§ **Records to process**:
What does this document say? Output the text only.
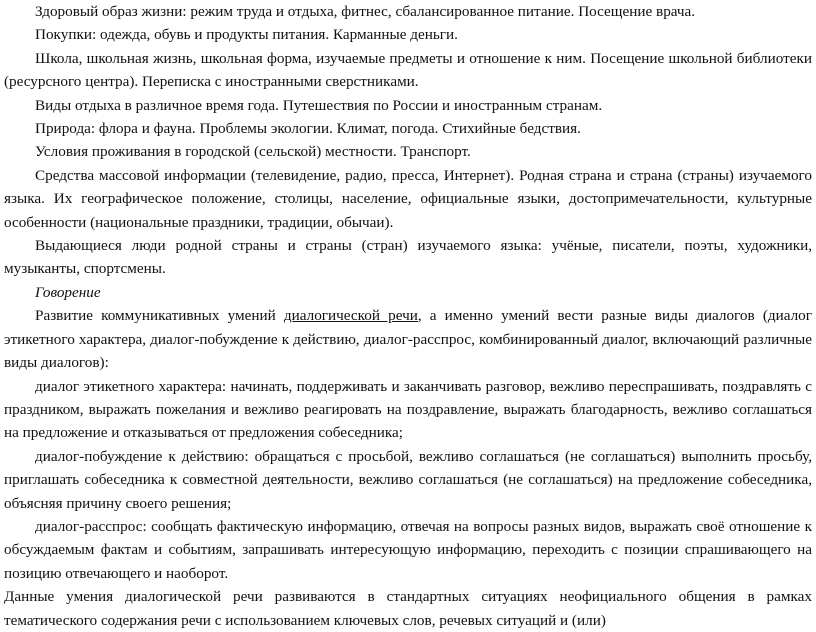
Здоровый образ жизни: режим труда и отдыха, фитнес, сбалансированное питание. Посещение врача.

Покупки: одежда, обувь и продукты питания. Карманные деньги.

Школа, школьная жизнь, школьная форма, изучаемые предметы и отношение к ним. Посещение школьной библиотеки (ресурсного центра). Переписка с иностранными сверстниками.

Виды отдыха в различное время года. Путешествия по России и иностранным странам.

Природа: флора и фауна. Проблемы экологии. Климат, погода. Стихийные бедствия.

Условия проживания в городской (сельской) местности. Транспорт.

Средства массовой информации (телевидение, радио, пресса, Интернет). Родная страна и страна (страны) изучаемого языка. Их географическое положение, столицы, население, официальные языки, достопримечательности, культурные особенности (национальные праздники, традиции, обычаи).

Выдающиеся люди родной страны и страны (стран) изучаемого языка: учёные, писатели, поэты, художники, музыканты, спортсмены.

Говорение

Развитие коммуникативных умений диалогической речи, а именно умений вести разные виды диалогов (диалог этикетного характера, диалог-побуждение к действию, диалог-расспрос, комбинированный диалог, включающий различные виды диалогов):

диалог этикетного характера: начинать, поддерживать и заканчивать разговор, вежливо переспрашивать, поздравлять с праздником, выражать пожелания и вежливо реагировать на поздравление, выражать благодарность, вежливо соглашаться на предложение и отказываться от предложения собеседника;

диалог-побуждение к действию: обращаться с просьбой, вежливо соглашаться (не соглашаться) выполнить просьбу, приглашать собеседника к совместной деятельности, вежливо соглашаться (не соглашаться) на предложение собеседника, объясняя причину своего решения;

диалог-расспрос: сообщать фактическую информацию, отвечая на вопросы разных видов, выражать своё отношение к обсуждаемым фактам и событиям, запрашивать интересующую информацию, переходить с позиции спрашивающего на позицию отвечающего и наоборот.

Данные умения диалогической речи развиваются в стандартных ситуациях неофициального общения в рамках тематического содержания речи с использованием ключевых слов, речевых ситуаций и (или)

§ **The request**: Transcribe all entries above exactly. Drop the pictures.

§ **Answer for the task**:
What does this document say? Output the text only.
Здоровый образ жизни: режим труда и отдыха, фитнес, сбалансированное питание. Посещение врача.

Покупки: одежда, обувь и продукты питания. Карманные деньги.

Школа, школьная жизнь, школьная форма, изучаемые предметы и отношение к ним. Посещение школьной библиотеки (ресурсного центра). Переписка с иностранными сверстниками.

Виды отдыха в различное время года. Путешествия по России и иностранным странам.

Природа: флора и фауна. Проблемы экологии. Климат, погода. Стихийные бедствия.

Условия проживания в городской (сельской) местности. Транспорт.

Средства массовой информации (телевидение, радио, пресса, Интернет). Родная страна и страна (страны) изучаемого языка. Их географическое положение, столицы, население, официальные языки, достопримечательности, культурные особенности (национальные праздники, традиции, обычаи).

Выдающиеся люди родной страны и страны (стран) изучаемого языка: учёные, писатели, поэты, художники, музыканты, спортсмены.

Говорение

Развитие коммуникативных умений диалогической речи, а именно умений вести разные виды диалогов (диалог этикетного характера, диалог-побуждение к действию, диалог-расспрос, комбинированный диалог, включающий различные виды диалогов):

диалог этикетного характера: начинать, поддерживать и заканчивать разговор, вежливо переспрашивать, поздравлять с праздником, выражать пожелания и вежливо реагировать на поздравление, выражать благодарность, вежливо соглашаться на предложение и отказываться от предложения собеседника;

диалог-побуждение к действию: обращаться с просьбой, вежливо соглашаться (не соглашаться) выполнить просьбу, приглашать собеседника к совместной деятельности, вежливо соглашаться (не соглашаться) на предложение собеседника, объясняя причину своего решения;

диалог-расспрос: сообщать фактическую информацию, отвечая на вопросы разных видов, выражать своё отношение к обсуждаемым фактам и событиям, запрашивать интересующую информацию, переходить с позиции спрашивающего на позицию отвечающего и наоборот.

Данные умения диалогической речи развиваются в стандартных ситуациях неофициального общения в рамках тематического содержания речи с использованием ключевых слов, речевых ситуаций и (или)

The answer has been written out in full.